[What is asked]
Scan the material for the word "Great", and copy each line where it shows up.
..............................
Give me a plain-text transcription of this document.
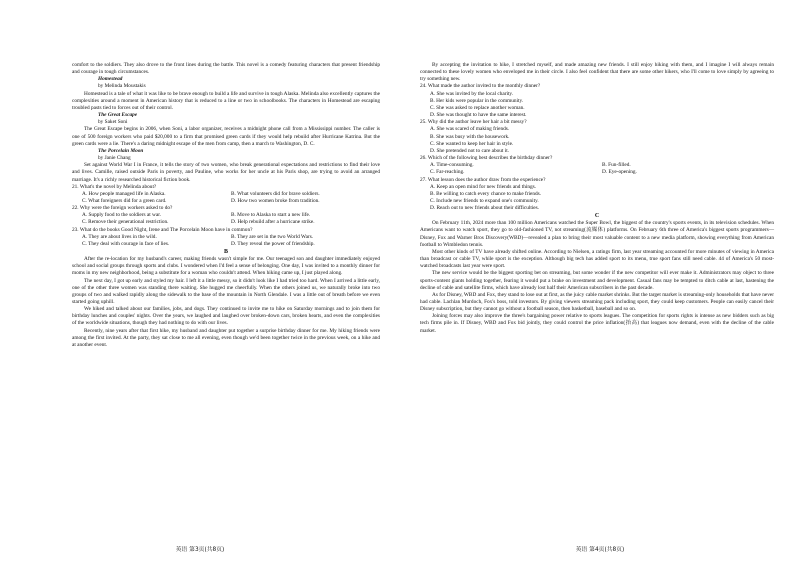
comfort to the soldiers. They also drove to the front lines during the battle. This novel is a comedy featuring characters that present friendship and courage in tough circumstances.

Homestead
by Melinda Moustakis

Homestead is a tale of what it was like to be brave enough to build a life and survive in tough Alaska. Melinda also excellently captures the complexities around a moment in American history that is reduced to a line or two in schoolbooks. The characters in Homestead are escaping troubled pasts tied to forces out of their control.

The Great Escape
by Saket Soni

The Great Escape begins in 2006, when Soni, a labor organizer, receives a midnight phone call from a Mississippi number. The caller is one of 500 foreign workers who paid $20,000 to a firm that promised green cards if they would help rebuild after Hurricane Katrina. But the green cards were a lie. There's a daring midnight escape of the men from camp, then a march to Washington, D. C.

The Porcelain Moon
by Janie Chang

Set against World War I in France, it tells the story of two women, who break generational expectations and restrictions to find their love and lives. Camille, raised outside Paris in poverty, and Pauline, who works for her uncle at his Paris shop, are trying to avoid an arranged marriage. It's a richly researched historical fiction book.

21. What's the novel by Melinda about?
A. How people managed life in Alaska.	B. What volunteers did for brave soldiers.
C. What foreigners did for a green card.	D. How two women broke from tradition.
22. Why were the foreign workers asked to do?
A. Supply food to the soldiers at war.	B. Move to Alaska to start a new life.
C. Remove their generational restriction.	D. Help rebuild after a hurricane strike.
23. What do the books Good Night, Irene and The Porcelain Moon have in common?
A. They are about lives in the wild.	B. They are set in the two World Wars.
C. They deal with courage in face of lies.	D. They reveal the power of friendship.
B

After the re-location for my husband's career, making friends wasn't simple for me. Our teenaged son and daughter immediately enjoyed school and social groups through sports and clubs. I wondered when I'd feel a sense of belonging. One day, I was invited to a monthly dinner for moms in my new neighborhood, being a substitute for a woman who couldn't attend. When hiking came up, I just played along.

The next day, I got up early and styled my hair. I left it a little messy, so it didn't look like I had tried too hard. When I arrived a little early, one of the other three women was standing there waiting. She hugged me cheerfully. When the others joined us, we naturally broke into two groups of two and walked rapidly along the sidewalk to the base of the mountain in North Glendale. I was a little out of breath before we even started going uphill.

We hiked and talked about our families, jobs, and dogs. They continued to invite me to hike on Saturday mornings and to join them for birthday lunches and couples' nights. Over the years, we laughed and laughed over broken-down cars, broken hearts, and even the complexities of the worldwide situations, though they had nothing to do with our lives.

Recently, nine years after that first hike, my husband and daughter put together a surprise birthday dinner for me. My hiking friends were among the first invited. At the party, they sat close to me all evening, even though we'd been together twice in the previous week, on a hike and at another event.

英语 第3页(共8页)

By accepting the invitation to hike, I stretched myself, and made amazing new friends. I still enjoy hiking with them, and I imagine I will always remain connected to these lovely women who enveloped me in their circle. I also feel confident that there are some other hikers, who I'll come to love simply by agreeing to try something new.

24. What made the author invited to the monthly dinner?
A. She was invited by the local charity.
B. Her kids were popular in the community.
C. She was asked to replace another woman.
D. She was thought to have the same interest.
25. Why did the author leave her hair a bit messy?
A. She was scared of making friends.
B. She was busy with the housework.
C. She wanted to keep her hair in style.
D. She pretended not to care about it.
26. Which of the following best describes the birthday dinner?
A. Time-consuming.	B. Fun-filled.
C. Far-reaching.	D. Eye-opening.
27. What lesson does the author draw from the experience?
A. Keep an open mind for new friends and things.
B. Be willing to catch every chance to make friends.
C. Include new friends to expand one's community.
D. Reach out to new friends about their difficulties.
C

On February 11th, 2024 more than 100 million Americans watched the Super Bowl, the biggest of the country's sports events, in its television schedules. When Americans want to watch sport, they go to old-fashioned TV, not streaming(流媒体) platforms. On February 6th three of America's biggest sports programmers—Disney, Fox and Warner Bros Discovery(WBD)—revealed a plan to bring their most valuable content to a new media platform, showing everything from American football to Wimbledon tennis.

Most other kinds of TV have already shifted online. According to Nielsen, a ratings firm, last year streaming accounted for more minutes of viewing in America than broadcast or cable TV, while sport is the exception. Although big tech has added sport to its menu, true sport fans still need cable. 44 of America's 50 most-watched broadcasts last year were sport.

The new service would be the biggest sporting bet on streaming, but some wonder if the new competitor will ever make it. Administrators may object to three sports-content giants holding together, fearing it would put a brake on investment and development. Casual fans may be tempted to ditch cable at last, hastening the decline of cable and satellite firms, which have already lost half their American subscribers in the past decade.

As for Disney, WBD and Fox, they stand to lose out at first, as the juicy cable market shrinks. But the target market is streaming-only households that have never had cable. Lachlan Murdoch, Fox's boss, told investors. By giving viewers streaming pack including sport, they could keep customers. People can easily cancel their Disney subscription, but they cannot go without a football season, then basketball, baseball and so on.

Joining forces may also improve the three's bargaining power relative to sports leagues. The competition for sports rights is intense as new bidders such as big tech firms pile in. If Disney, WBD and Fox bid jointly, they could control the price inflation(抬高) that leagues now demand, even with the decline of the cable market.

英语 第4页(共8页)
..............................
[Response]
The Great Escape
The Great Escape begins in 2006, when Soni, a labor organizer, receives a midnight phone call from a Mississippi number. The caller is one of 500 foreign workers who paid $20,000 to a firm that promised green cards if they would help rebuild after Hurricane Katrina. But the green cards were a lie. There's a daring midnight escape of the men from camp, then a march to Washington, D. C.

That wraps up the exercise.